→ **To be done**: Below are some records; give them all again exactly, but not the pictures.

→ **Data for the task**:
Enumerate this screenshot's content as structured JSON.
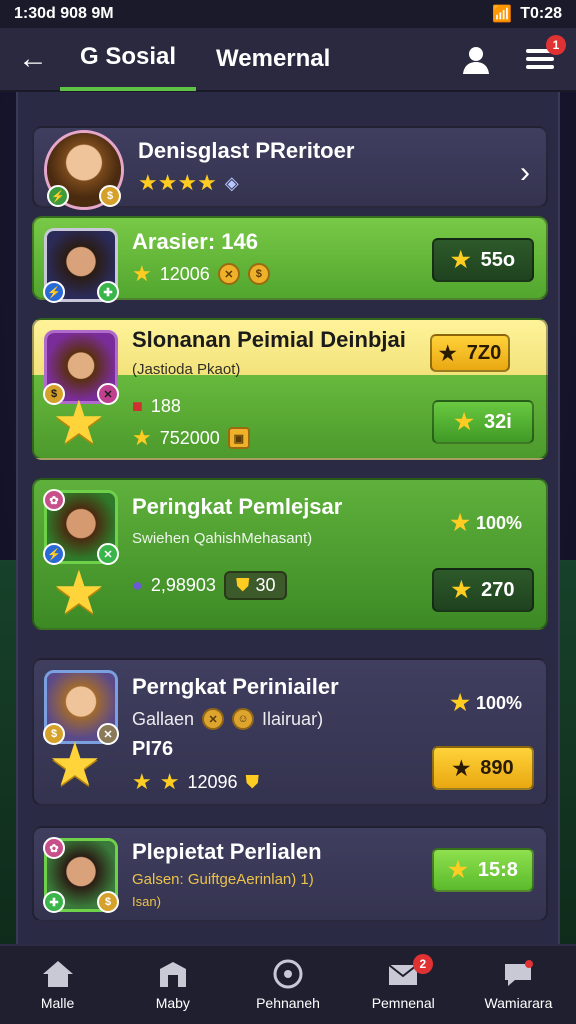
{
  "status": {
    "time": "1:30d 908 9M",
    "right_time": "T0:28"
  },
  "header": {
    "back": "←",
    "tabs": [
      "G Sosial",
      "Wemernal"
    ],
    "menu_badge": "1"
  },
  "cards": [
    {
      "title": "Denisglast PReritoer",
      "stars": "★★★★",
      "arrow": "›"
    },
    {
      "title": "Arasier: 146",
      "value": "12006",
      "button": "55o"
    },
    {
      "title": "Slonanan Peimial Deinbjai",
      "sub": "(Jastioda Pkaot)",
      "line1": "188",
      "line2": "752000",
      "badge_value": "7Z0",
      "button": "32i"
    },
    {
      "title": "Peringkat Pemlejsar",
      "sub": "Swiehen QahishMehasant)",
      "line": "2,98903",
      "chip": "30",
      "pct": "100%",
      "button": "270"
    },
    {
      "title": "Perngkat Periniailer",
      "sub_left": "Gallaen",
      "sub_right": "Ilairuar)",
      "line1": "PI76",
      "line2": "12096",
      "pct": "100%",
      "button": "890"
    },
    {
      "title": "Plepietat Perlialen",
      "sub": "Galsen: GuiftgeAerinlan) 1)",
      "sub2": "Isan)",
      "button": "15:8"
    }
  ],
  "nav": [
    {
      "label": "Malle"
    },
    {
      "label": "Maby"
    },
    {
      "label": "Pehnaneh"
    },
    {
      "label": "Pemnenal",
      "badge": "2"
    },
    {
      "label": "Wamiarara"
    }
  ],
  "colors": {
    "accent": "#5fc146",
    "gold": "#ffcc22"
  }
}
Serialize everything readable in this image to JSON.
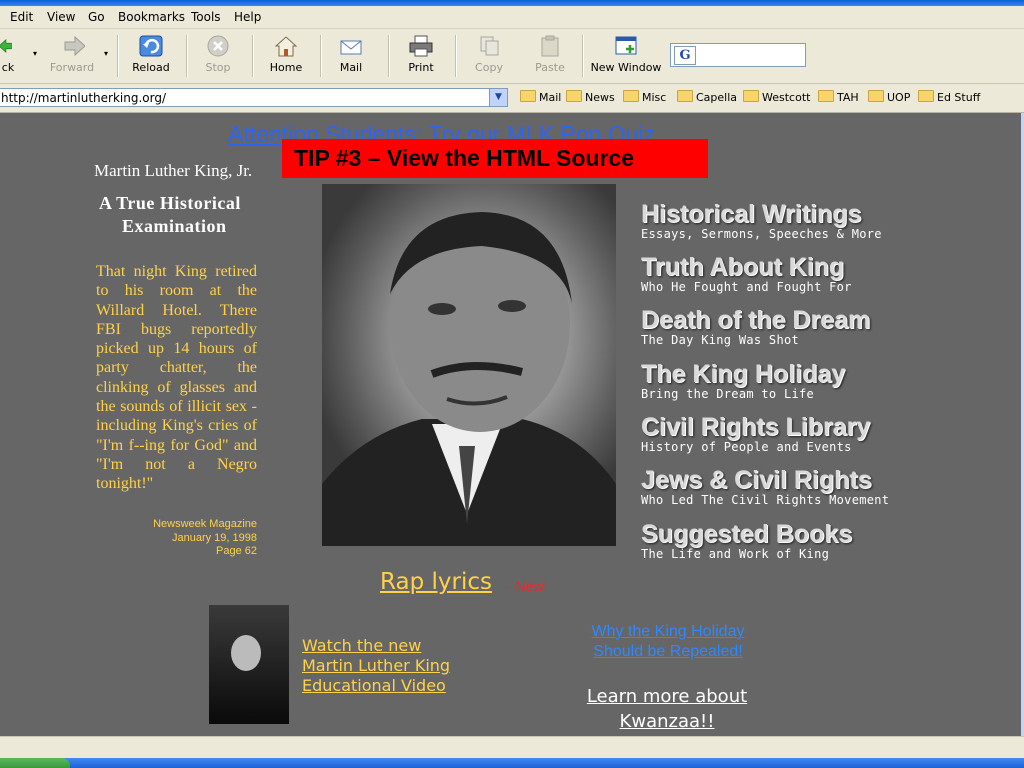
{
  "menu": [
    "Edit",
    "View",
    "Go",
    "Bookmarks",
    "Tools",
    "Help"
  ],
  "toolbar": {
    "back": "ck",
    "forward": "Forward",
    "reload": "Reload",
    "stop": "Stop",
    "home": "Home",
    "mail": "Mail",
    "print": "Print",
    "copy": "Copy",
    "paste": "Paste",
    "new_window": "New Window"
  },
  "address": "http://martinlutherking.org/",
  "bookmarks": [
    "Mail",
    "News",
    "Misc",
    "Capella",
    "Westcott",
    "TAH",
    "UOP",
    "Ed Stuff"
  ],
  "page": {
    "attention": "Attention Students: Try our MLK Pop Quiz",
    "tip": "TIP #3 – View the HTML Source",
    "name": "Martin Luther King, Jr.",
    "sub1": "A True Historical",
    "sub2": "Examination",
    "quote": "That night King retired to his room at the Willard Hotel. There FBI bugs reportedly picked up 14 hours of party chatter, the clinking of glasses and the sounds of illicit sex - including King's cries of \"I'm f--ing for God\" and \"I'm not a Negro tonight!\"",
    "cite1": "Newsweek Magazine",
    "cite2": "January 19, 1998",
    "cite3": "Page 62",
    "nav": [
      {
        "h": "Historical Writings",
        "s": "Essays, Sermons, Speeches & More"
      },
      {
        "h": "Truth About King",
        "s": "Who He Fought and Fought For"
      },
      {
        "h": "Death of the Dream",
        "s": "The Day King Was Shot"
      },
      {
        "h": "The King Holiday",
        "s": "Bring the Dream to Life"
      },
      {
        "h": "Civil Rights Library",
        "s": "History of People and Events"
      },
      {
        "h": "Jews & Civil Rights",
        "s": "Who Led The Civil Rights Movement"
      },
      {
        "h": "Suggested Books",
        "s": "The Life and Work of King"
      }
    ],
    "rap": "Rap lyrics",
    "new": "- New!",
    "video1": "Watch the new",
    "video2": "Martin Luther King",
    "video3": "Educational Video",
    "why1": "Why the King Holiday",
    "why2": "Should be Repealed!",
    "learn1": "Learn more about",
    "learn2": "Kwanzaa!!"
  },
  "colors": {
    "page_bg": "#666666",
    "accent_yellow": "#ffd24a",
    "link_blue": "#2e64f0",
    "tip_red": "#ff0000"
  }
}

→ **Result**:
Enumerate this screenshot's content as structured JSON.
{
  "status": {
    "time": "1:30d 908 9M",
    "right_time": "T0:28"
  },
  "header": {
    "back": "←",
    "tabs": [
      "G Sosial",
      "Wemernal"
    ],
    "menu_badge": "1"
  },
  "cards": [
    {
      "title": "Denisglast PReritoer",
      "stars": "★★★★",
      "arrow": "›"
    },
    {
      "title": "Arasier: 146",
      "value": "12006",
      "button": "55o"
    },
    {
      "title": "Slonanan Peimial Deinbjai",
      "sub": "(Jastioda Pkaot)",
      "line1": "188",
      "line2": "752000",
      "badge_value": "7Z0",
      "button": "32i"
    },
    {
      "title": "Peringkat Pemlejsar",
      "sub": "Swiehen QahishMehasant)",
      "line": "2,98903",
      "chip": "30",
      "pct": "100%",
      "button": "270"
    },
    {
      "title": "Perngkat Periniailer",
      "sub_left": "Gallaen",
      "sub_right": "Ilairuar)",
      "line1": "PI76",
      "line2": "12096",
      "pct": "100%",
      "button": "890"
    },
    {
      "title": "Plepietat Perlialen",
      "sub": "Galsen: GuiftgeAerinlan) 1)",
      "sub2": "Isan)",
      "button": "15:8"
    }
  ],
  "nav": [
    {
      "label": "Malle"
    },
    {
      "label": "Maby"
    },
    {
      "label": "Pehnaneh"
    },
    {
      "label": "Pemnenal",
      "badge": "2"
    },
    {
      "label": "Wamiarara"
    }
  ],
  "colors": {
    "accent": "#5fc146",
    "gold": "#ffcc22"
  }
}
Serialize everything readable in this image to JSON.
{
  "menu": [
    "Edit",
    "View",
    "Go",
    "Bookmarks",
    "Tools",
    "Help"
  ],
  "toolbar": {
    "back": "ck",
    "forward": "Forward",
    "reload": "Reload",
    "stop": "Stop",
    "home": "Home",
    "mail": "Mail",
    "print": "Print",
    "copy": "Copy",
    "paste": "Paste",
    "new_window": "New Window"
  },
  "address": "http://martinlutherking.org/",
  "bookmarks": [
    "Mail",
    "News",
    "Misc",
    "Capella",
    "Westcott",
    "TAH",
    "UOP",
    "Ed Stuff"
  ],
  "page": {
    "attention": "Attention Students: Try our MLK Pop Quiz",
    "tip": "TIP #3 – View the HTML Source",
    "name": "Martin Luther King, Jr.",
    "sub1": "A True Historical",
    "sub2": "Examination",
    "quote": "That night King retired to his room at the Willard Hotel. There FBI bugs reportedly picked up 14 hours of party chatter, the clinking of glasses and the sounds of illicit sex - including King's cries of \"I'm f--ing for God\" and \"I'm not a Negro tonight!\"",
    "cite1": "Newsweek Magazine",
    "cite2": "January 19, 1998",
    "cite3": "Page 62",
    "nav": [
      {
        "h": "Historical Writings",
        "s": "Essays, Sermons, Speeches & More"
      },
      {
        "h": "Truth About King",
        "s": "Who He Fought and Fought For"
      },
      {
        "h": "Death of the Dream",
        "s": "The Day King Was Shot"
      },
      {
        "h": "The King Holiday",
        "s": "Bring the Dream to Life"
      },
      {
        "h": "Civil Rights Library",
        "s": "History of People and Events"
      },
      {
        "h": "Jews & Civil Rights",
        "s": "Who Led The Civil Rights Movement"
      },
      {
        "h": "Suggested Books",
        "s": "The Life and Work of King"
      }
    ],
    "rap": "Rap lyrics",
    "new": "- New!",
    "video1": "Watch the new",
    "video2": "Martin Luther King",
    "video3": "Educational Video",
    "why1": "Why the King Holiday",
    "why2": "Should be Repealed!",
    "learn1": "Learn more about",
    "learn2": "Kwanzaa!!"
  },
  "colors": {
    "page_bg": "#666666",
    "accent_yellow": "#ffd24a",
    "link_blue": "#2e64f0",
    "tip_red": "#ff0000"
  }
}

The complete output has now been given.